▸ **Written task**
In the material below, find all lines with the string "name" and copy them.

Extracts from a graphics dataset

##########

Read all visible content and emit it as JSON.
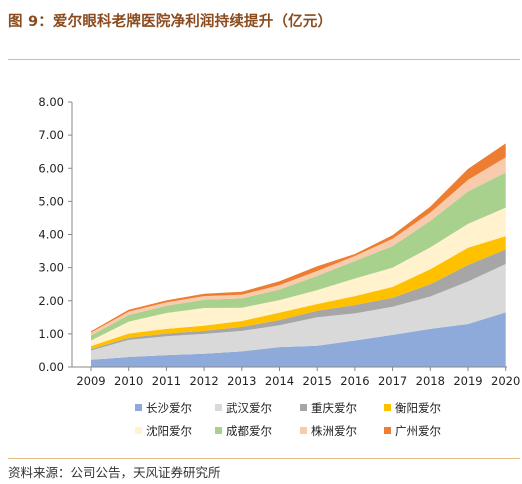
{
  "header": {
    "title": "图 9：爱尔眼科老牌医院净利润持续提升（亿元）"
  },
  "footer": {
    "source": "资料来源：公司公告，天风证券研究所"
  },
  "chart_data": {
    "type": "area",
    "stacked": true,
    "title": "",
    "xlabel": "",
    "ylabel": "",
    "ylim": [
      0,
      8
    ],
    "yticks": [
      "0.00",
      "1.00",
      "2.00",
      "3.00",
      "4.00",
      "5.00",
      "6.00",
      "7.00",
      "8.00"
    ],
    "x": [
      "2009",
      "2010",
      "2011",
      "2012",
      "2013",
      "2014",
      "2015",
      "2016",
      "2017",
      "2018",
      "2019",
      "2020"
    ],
    "legend_position": "bottom",
    "grid": false,
    "series": [
      {
        "name": "长沙爱尔",
        "color": "#8eaadb",
        "values": [
          0.22,
          0.3,
          0.36,
          0.4,
          0.47,
          0.6,
          0.64,
          0.8,
          0.97,
          1.15,
          1.3,
          1.65
        ]
      },
      {
        "name": "武汉爱尔",
        "color": "#d9d9d9",
        "values": [
          0.28,
          0.52,
          0.57,
          0.6,
          0.62,
          0.66,
          0.86,
          0.82,
          0.85,
          0.98,
          1.28,
          1.46
        ]
      },
      {
        "name": "重庆爱尔",
        "color": "#a6a6a6",
        "values": [
          0.04,
          0.06,
          0.08,
          0.09,
          0.12,
          0.16,
          0.2,
          0.25,
          0.27,
          0.37,
          0.5,
          0.44
        ]
      },
      {
        "name": "衡阳爱尔",
        "color": "#ffc000",
        "values": [
          0.09,
          0.13,
          0.14,
          0.16,
          0.18,
          0.22,
          0.2,
          0.27,
          0.33,
          0.45,
          0.52,
          0.4
        ]
      },
      {
        "name": "沈阳爱尔",
        "color": "#fff2cc",
        "values": [
          0.17,
          0.36,
          0.48,
          0.53,
          0.4,
          0.38,
          0.42,
          0.53,
          0.58,
          0.66,
          0.72,
          0.86
        ]
      },
      {
        "name": "成都爱尔",
        "color": "#a9d18e",
        "values": [
          0.15,
          0.2,
          0.22,
          0.25,
          0.28,
          0.32,
          0.43,
          0.53,
          0.65,
          0.8,
          0.98,
          1.06
        ]
      },
      {
        "name": "株洲爱尔",
        "color": "#f8cbad",
        "values": [
          0.09,
          0.1,
          0.1,
          0.11,
          0.11,
          0.13,
          0.15,
          0.15,
          0.22,
          0.25,
          0.35,
          0.46
        ]
      },
      {
        "name": "广州爱尔",
        "color": "#ed7d31",
        "values": [
          0.04,
          0.06,
          0.06,
          0.07,
          0.09,
          0.12,
          0.14,
          0.06,
          0.11,
          0.18,
          0.33,
          0.42
        ]
      }
    ]
  }
}
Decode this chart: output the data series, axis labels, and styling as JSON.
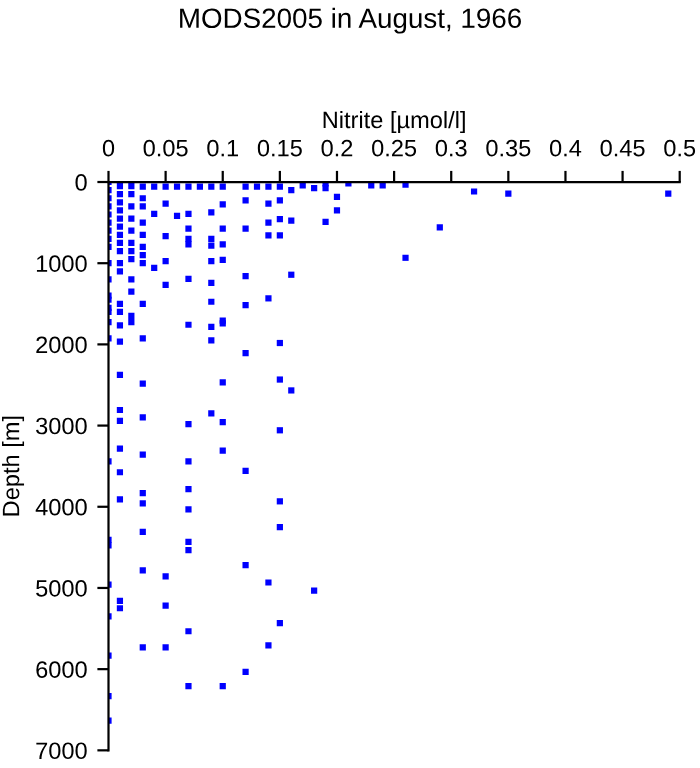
{
  "chart_data": {
    "type": "scatter",
    "title": "MODS2005 in August, 1966",
    "xlabel": "Nitrite [µmol/l]",
    "ylabel": "Depth [m]",
    "x": [
      0,
      0,
      0,
      0,
      0,
      0,
      0,
      0,
      0,
      0,
      0,
      0,
      0,
      0,
      0,
      0,
      0,
      0,
      0,
      0,
      0,
      0,
      0,
      0,
      0,
      0.01,
      0.01,
      0.01,
      0.01,
      0.01,
      0.01,
      0.01,
      0.01,
      0.01,
      0.01,
      0.01,
      0.01,
      0.01,
      0.01,
      0.01,
      0.01,
      0.01,
      0.01,
      0.01,
      0.01,
      0.01,
      0.01,
      0.01,
      0.02,
      0.02,
      0.02,
      0.02,
      0.02,
      0.02,
      0.02,
      0.02,
      0.02,
      0.02,
      0.02,
      0.02,
      0.03,
      0.03,
      0.03,
      0.03,
      0.03,
      0.03,
      0.03,
      0.03,
      0.03,
      0.03,
      0.03,
      0.03,
      0.03,
      0.03,
      0.03,
      0.03,
      0.03,
      0.03,
      0.04,
      0.04,
      0.04,
      0.05,
      0.05,
      0.05,
      0.05,
      0.05,
      0.05,
      0.05,
      0.05,
      0.06,
      0.06,
      0.07,
      0.07,
      0.07,
      0.07,
      0.07,
      0.07,
      0.07,
      0.07,
      0.07,
      0.07,
      0.07,
      0.07,
      0.07,
      0.07,
      0.07,
      0.08,
      0.09,
      0.09,
      0.09,
      0.09,
      0.09,
      0.09,
      0.09,
      0.09,
      0.09,
      0.09,
      0.1,
      0.1,
      0.1,
      0.1,
      0.1,
      0.1,
      0.1,
      0.1,
      0.1,
      0.1,
      0.1,
      0.12,
      0.12,
      0.12,
      0.12,
      0.12,
      0.12,
      0.12,
      0.12,
      0.12,
      0.13,
      0.14,
      0.14,
      0.14,
      0.14,
      0.14,
      0.14,
      0.14,
      0.15,
      0.15,
      0.15,
      0.15,
      0.15,
      0.15,
      0.15,
      0.15,
      0.15,
      0.15,
      0.16,
      0.16,
      0.16,
      0.16,
      0.17,
      0.18,
      0.18,
      0.19,
      0.19,
      0.19,
      0.2,
      0.2,
      0.21,
      0.23,
      0.24,
      0.26,
      0.26,
      0.29,
      0.32,
      0.35,
      0.49
    ],
    "values": [
      0,
      100,
      200,
      300,
      400,
      500,
      600,
      700,
      800,
      1000,
      1200,
      1400,
      1600,
      1725,
      1925,
      3442,
      4408,
      4475,
      4958,
      5350,
      5833,
      6333,
      6633,
      1450,
      1550,
      50,
      150,
      250,
      350,
      450,
      550,
      650,
      750,
      1000,
      1100,
      1500,
      1767,
      1967,
      2375,
      2808,
      2942,
      3283,
      3575,
      3908,
      5158,
      5250,
      850,
      1600,
      50,
      150,
      300,
      450,
      600,
      750,
      850,
      950,
      1200,
      1350,
      1650,
      1725,
      58,
      200,
      300,
      500,
      650,
      800,
      900,
      1000,
      1500,
      1925,
      2483,
      2900,
      3358,
      3833,
      3958,
      4308,
      4783,
      5733,
      58,
      392,
      1058,
      58,
      267,
      667,
      975,
      1267,
      4858,
      5217,
      5733,
      58,
      417,
      58,
      392,
      575,
      767,
      1192,
      1758,
      2983,
      3442,
      3783,
      4033,
      4433,
      4533,
      5533,
      6208,
      700,
      58,
      58,
      375,
      783,
      975,
      1242,
      1475,
      1783,
      1950,
      2850,
      700,
      58,
      275,
      575,
      767,
      958,
      1708,
      1742,
      2467,
      2958,
      3308,
      6208,
      58,
      225,
      575,
      1158,
      1517,
      2108,
      3558,
      4720,
      6033,
      58,
      58,
      267,
      500,
      658,
      1433,
      4933,
      5708,
      58,
      225,
      458,
      658,
      1983,
      2433,
      3058,
      3933,
      4250,
      5433,
      100,
      475,
      1142,
      2567,
      42,
      75,
      5033,
      17,
      75,
      492,
      183,
      350,
      17,
      42,
      42,
      33,
      933,
      558,
      117,
      142,
      142
    ],
    "color": "#0000ff",
    "marker": "square",
    "xlim": [
      0,
      0.5
    ],
    "xticks": [
      0,
      0.05,
      0.1,
      0.15,
      0.2,
      0.25,
      0.3,
      0.35,
      0.4,
      0.45,
      0.5
    ],
    "ylim": [
      7000,
      0
    ],
    "yticks": [
      0,
      1000,
      2000,
      3000,
      4000,
      5000,
      6000,
      7000
    ],
    "grid": false,
    "legend": false
  }
}
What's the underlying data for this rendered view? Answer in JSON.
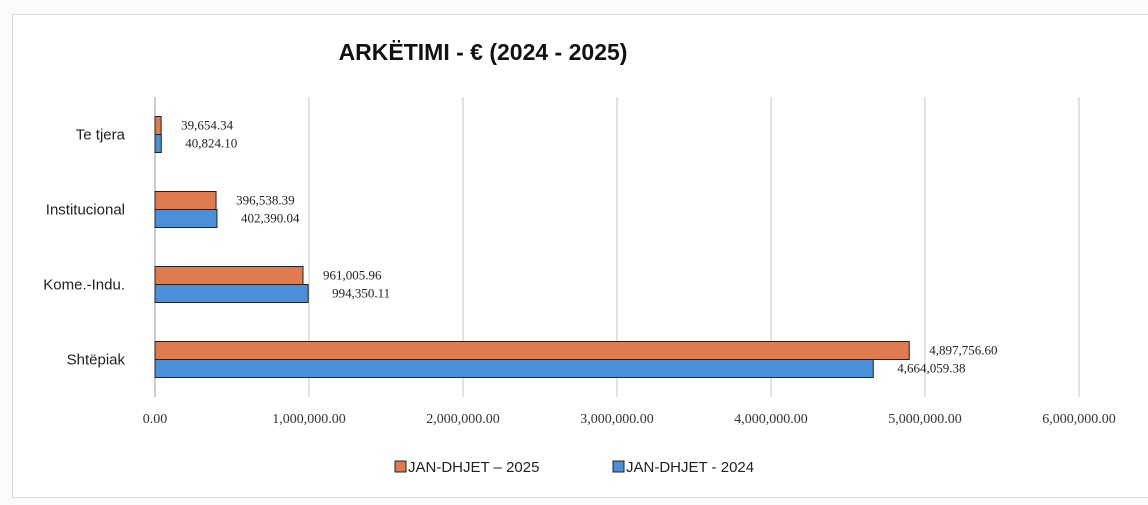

##########

▸ **Finished task**
        "name": "长沙爱尔",
        "name": "武汉爱尔",
        "name": "重庆爱尔",
        "name": "衡阳爱尔",
        "name": "沈阳爱尔",
        "name": "成都爱尔",
        "name": "株洲爱尔",
        "name": "广州爱尔",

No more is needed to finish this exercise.